> **WRITTEN EXERCISE 1**: Copy the stretch of the Flink setup guide from "After creating the" through "IoT sensor readings.".
> **WRITTEN EXERCISE 2**:
Answer these questions from the Flink setup guide:
(a) Which service plan should be selected for the Apache Flink service?
(b) What name should be entered for the Apache Flink service?
(c) What does the Aiven for PostgreSQL service contain?

> **DOCUMENT TEXT**:
---

Create an Aiven for Apache Flink service#

The Apache Flink service is where you’ll define the streaming data pipelines to calculate and detect the anomalies.

You can create the Aiven for Apache Flink service with the following steps:

  1. Log in to the Aiven web console.

  2. On the Services page, click Create a new service.

  3. Select Apache Flink®.

  4. Select the cloud provider and region that you want to run your service on.

  5. Select business-4 as service plan. The business-4 is the minimal plan available for Aiven for Apache Flink, enough to define all the data transformations in this tutorial.

  1. Enter demo-flink as name for your service.

  2. Click Create Service under the summary on the right side of the console.

Integrate Aiven for Apache Flink service with sources and sinks#

After creating the service, you’ll be redirected to the service details page. Apache Flink doesn’t work in isolation, it needs data sources and sinks. Therefore you’ll need to define the integrations between Apache Flink service and:

  • Aiven for Apache Kafka®, which contains the stream of IoT sensor readings.

  • Aiven for PostgreSQL®, which contains the alerting thresholds.

You can define the service integrations, in the Aiven for Apache Flink® Overview tab, with the following steps:

  1. Click Get started on the banner at the top of the Overview page.

    Aiven for Apache Flink Overview tab, showing the **Get started** button
  2. Select Aiven for Apache Kafka® and then select the demo-kafka service.

  3. Click Integrate.

  4. Click the + icon under Data Flow.

  5. Check the Aiven for PostgreSQL checkbox in the Aiven Data Services section.

  6. Select Aiven for PostgreSQL® and then select the demo-postgresql service.

  7. Click Integrate.

Once the above steps are completed, your Data Flow section should be similar to the below:

Aiven for Apache Flink Overview tab, showing the Integrations to Aiven for Apache Kafka and Aiven for PostgreSQL

Set up the IoT metrics streaming dataset#

Now that the plumbing of all the components is sorted, it’s time for you to create a continuous stream of fake IoT data that will land in an Aiven for Apache Kafka topic. There are various ways to generate fake data, for the tutorial you’ll use the Dockerized fake data producer for Aiven for Apache Kafka® allowing you to generate a continuous flow of data with a minimal setup.

---

> **INFORMATION SUPPLIED**:
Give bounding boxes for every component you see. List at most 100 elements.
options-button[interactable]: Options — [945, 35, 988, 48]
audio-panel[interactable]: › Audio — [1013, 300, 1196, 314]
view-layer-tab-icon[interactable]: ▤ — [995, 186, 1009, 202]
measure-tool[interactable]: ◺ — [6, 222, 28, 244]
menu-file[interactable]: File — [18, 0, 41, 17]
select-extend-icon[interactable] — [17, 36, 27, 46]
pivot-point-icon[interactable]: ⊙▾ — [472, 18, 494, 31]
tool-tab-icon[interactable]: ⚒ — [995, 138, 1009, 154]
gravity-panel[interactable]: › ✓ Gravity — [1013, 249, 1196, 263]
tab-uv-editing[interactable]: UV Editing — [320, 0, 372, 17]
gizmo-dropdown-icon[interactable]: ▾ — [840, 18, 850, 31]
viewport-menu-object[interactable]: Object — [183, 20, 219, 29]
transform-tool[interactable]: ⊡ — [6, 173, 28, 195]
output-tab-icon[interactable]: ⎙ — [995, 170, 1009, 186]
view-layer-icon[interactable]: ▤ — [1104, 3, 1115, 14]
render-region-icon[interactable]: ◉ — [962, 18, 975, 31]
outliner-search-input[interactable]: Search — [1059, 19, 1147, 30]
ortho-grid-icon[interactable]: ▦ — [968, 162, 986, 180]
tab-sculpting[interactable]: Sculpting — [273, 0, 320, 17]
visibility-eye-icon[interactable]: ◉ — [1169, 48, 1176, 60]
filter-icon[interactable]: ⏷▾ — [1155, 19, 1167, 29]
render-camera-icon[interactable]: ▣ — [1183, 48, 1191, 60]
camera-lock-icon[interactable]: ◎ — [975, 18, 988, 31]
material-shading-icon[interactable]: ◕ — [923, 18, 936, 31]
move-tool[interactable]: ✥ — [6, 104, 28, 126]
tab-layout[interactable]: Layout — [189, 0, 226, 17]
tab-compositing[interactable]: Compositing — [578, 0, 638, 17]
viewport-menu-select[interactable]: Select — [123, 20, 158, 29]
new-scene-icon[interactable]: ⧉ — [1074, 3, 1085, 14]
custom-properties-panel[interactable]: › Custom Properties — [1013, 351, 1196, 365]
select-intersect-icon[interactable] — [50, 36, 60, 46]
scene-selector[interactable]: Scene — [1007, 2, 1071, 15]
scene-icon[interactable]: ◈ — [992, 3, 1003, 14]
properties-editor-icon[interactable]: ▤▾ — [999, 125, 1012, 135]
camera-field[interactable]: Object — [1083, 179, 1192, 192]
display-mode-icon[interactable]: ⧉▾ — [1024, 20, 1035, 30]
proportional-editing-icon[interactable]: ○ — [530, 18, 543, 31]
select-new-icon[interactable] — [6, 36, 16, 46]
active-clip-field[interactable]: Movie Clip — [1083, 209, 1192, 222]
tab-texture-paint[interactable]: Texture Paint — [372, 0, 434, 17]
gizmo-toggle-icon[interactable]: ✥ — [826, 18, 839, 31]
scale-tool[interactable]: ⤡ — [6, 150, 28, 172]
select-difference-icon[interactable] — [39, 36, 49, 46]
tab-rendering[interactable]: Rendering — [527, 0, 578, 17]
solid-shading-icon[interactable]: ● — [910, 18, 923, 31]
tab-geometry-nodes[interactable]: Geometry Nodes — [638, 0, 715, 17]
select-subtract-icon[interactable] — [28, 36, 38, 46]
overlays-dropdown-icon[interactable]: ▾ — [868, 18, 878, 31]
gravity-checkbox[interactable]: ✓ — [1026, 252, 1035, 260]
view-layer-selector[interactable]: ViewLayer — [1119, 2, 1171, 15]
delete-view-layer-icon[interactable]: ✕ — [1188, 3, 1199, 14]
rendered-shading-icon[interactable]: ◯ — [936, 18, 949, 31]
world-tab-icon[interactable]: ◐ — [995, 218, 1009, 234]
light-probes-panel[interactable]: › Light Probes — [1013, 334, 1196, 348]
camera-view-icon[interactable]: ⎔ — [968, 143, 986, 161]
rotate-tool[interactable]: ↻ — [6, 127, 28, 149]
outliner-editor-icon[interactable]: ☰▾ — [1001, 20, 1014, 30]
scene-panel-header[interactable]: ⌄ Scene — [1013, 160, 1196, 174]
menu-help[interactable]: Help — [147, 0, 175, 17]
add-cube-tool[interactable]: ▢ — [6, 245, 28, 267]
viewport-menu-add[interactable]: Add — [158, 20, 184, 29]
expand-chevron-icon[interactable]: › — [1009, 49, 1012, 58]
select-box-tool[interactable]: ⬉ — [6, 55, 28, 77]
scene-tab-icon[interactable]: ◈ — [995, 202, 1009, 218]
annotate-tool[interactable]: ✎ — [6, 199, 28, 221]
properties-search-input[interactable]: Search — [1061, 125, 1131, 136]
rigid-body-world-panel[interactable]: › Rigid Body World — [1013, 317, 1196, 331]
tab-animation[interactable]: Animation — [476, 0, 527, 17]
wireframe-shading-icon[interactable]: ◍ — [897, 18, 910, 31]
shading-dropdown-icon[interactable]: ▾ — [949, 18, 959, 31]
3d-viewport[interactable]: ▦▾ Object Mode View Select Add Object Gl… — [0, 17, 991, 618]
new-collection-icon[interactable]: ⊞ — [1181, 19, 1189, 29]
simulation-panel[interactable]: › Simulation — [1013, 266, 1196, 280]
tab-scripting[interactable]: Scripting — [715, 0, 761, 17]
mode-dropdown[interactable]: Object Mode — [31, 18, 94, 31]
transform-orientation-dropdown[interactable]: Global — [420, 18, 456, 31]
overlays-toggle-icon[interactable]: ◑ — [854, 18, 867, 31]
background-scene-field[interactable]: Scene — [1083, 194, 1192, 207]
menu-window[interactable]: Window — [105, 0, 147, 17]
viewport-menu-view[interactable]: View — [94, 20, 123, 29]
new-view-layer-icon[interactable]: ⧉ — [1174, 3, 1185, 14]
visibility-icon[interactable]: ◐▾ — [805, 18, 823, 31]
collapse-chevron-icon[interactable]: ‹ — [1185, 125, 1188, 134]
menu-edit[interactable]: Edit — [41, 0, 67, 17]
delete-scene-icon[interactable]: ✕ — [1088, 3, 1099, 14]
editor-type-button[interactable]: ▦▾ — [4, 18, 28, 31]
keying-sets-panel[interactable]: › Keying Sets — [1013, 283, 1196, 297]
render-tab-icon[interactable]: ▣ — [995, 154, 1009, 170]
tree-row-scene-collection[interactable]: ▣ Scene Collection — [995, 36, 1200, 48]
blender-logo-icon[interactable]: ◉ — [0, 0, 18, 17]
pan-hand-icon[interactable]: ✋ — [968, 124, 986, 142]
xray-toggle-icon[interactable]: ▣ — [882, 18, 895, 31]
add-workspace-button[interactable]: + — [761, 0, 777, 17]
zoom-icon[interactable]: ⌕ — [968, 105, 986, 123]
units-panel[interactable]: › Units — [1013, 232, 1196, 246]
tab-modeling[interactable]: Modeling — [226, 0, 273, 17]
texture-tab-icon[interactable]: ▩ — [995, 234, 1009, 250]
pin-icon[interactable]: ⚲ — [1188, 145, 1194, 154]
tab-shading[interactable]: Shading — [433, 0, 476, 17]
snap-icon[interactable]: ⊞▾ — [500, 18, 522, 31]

---

> **RIGHT ANSWER 1**:
After creating the service, you’ll be redirected to the service details page. Apache Flink doesn’t work in isolation, it needs data sources and sinks. Therefore you’ll need to define the integrations between Apache Flink service and:

  • Aiven for Apache Kafka®, which contains the stream of IoT sensor readings.

> **RIGHT ANSWER 2**:
(a) business-4
(b) demo-flink
(c) The alerting thresholds.